Any picture among the records should be left out, please; retype the rest exactly.
━━ INFORMATION PROVIDED ━━
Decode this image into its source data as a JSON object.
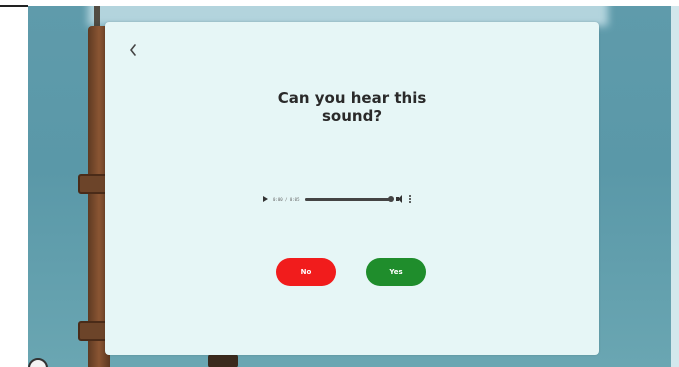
{
  "dialog": {
    "back_icon": "chevron-left-icon",
    "title_line1": "Can you hear this",
    "title_line2": "sound?"
  },
  "audio_player": {
    "time": "0:00 / 0:05",
    "progress": 1.0,
    "icons": [
      "play-icon",
      "volume-icon",
      "more-options-icon"
    ]
  },
  "buttons": {
    "no_label": "No",
    "yes_label": "Yes"
  },
  "colors": {
    "card_bg": "#e6f6f6",
    "no_button": "#f11c1c",
    "yes_button": "#1f8d2c",
    "background": "#5f9bab"
  }
}
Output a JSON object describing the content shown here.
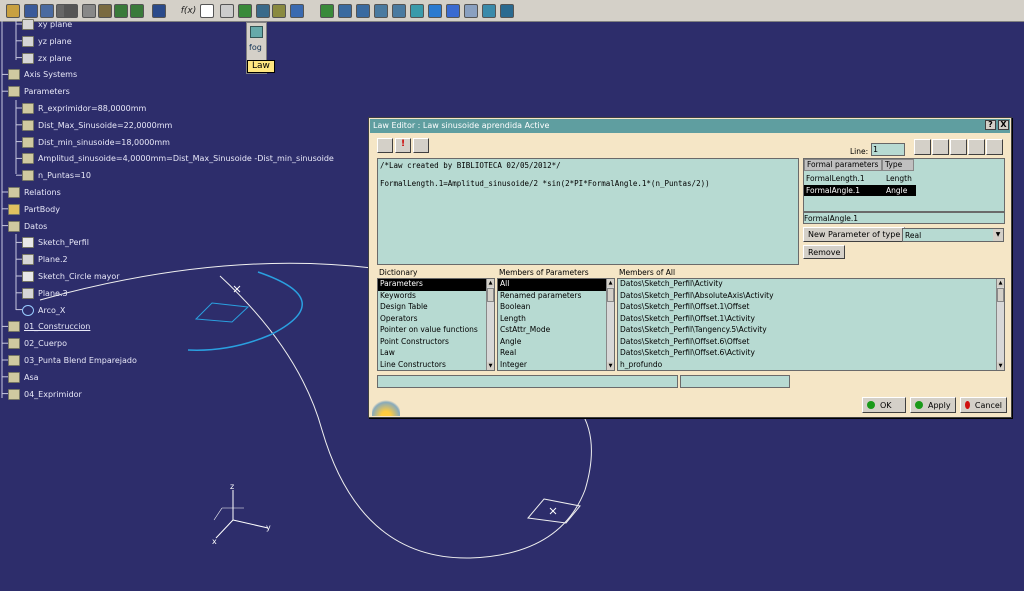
━━━
SOLUTION TO THIS TASK
Decode this image into its source data as a JSON object.
{
  "dialog": {
    "back_icon": "chevron-left-icon",
    "title_line1": "Can you hear this",
    "title_line2": "sound?"
  },
  "audio_player": {
    "time": "0:00 / 0:05",
    "progress": 1.0,
    "icons": [
      "play-icon",
      "volume-icon",
      "more-options-icon"
    ]
  },
  "buttons": {
    "no_label": "No",
    "yes_label": "Yes"
  },
  "colors": {
    "card_bg": "#e6f6f6",
    "no_button": "#f11c1c",
    "yes_button": "#1f8d2c",
    "background": "#5f9bab"
  }
}
Output a JSON object describing the content shown here.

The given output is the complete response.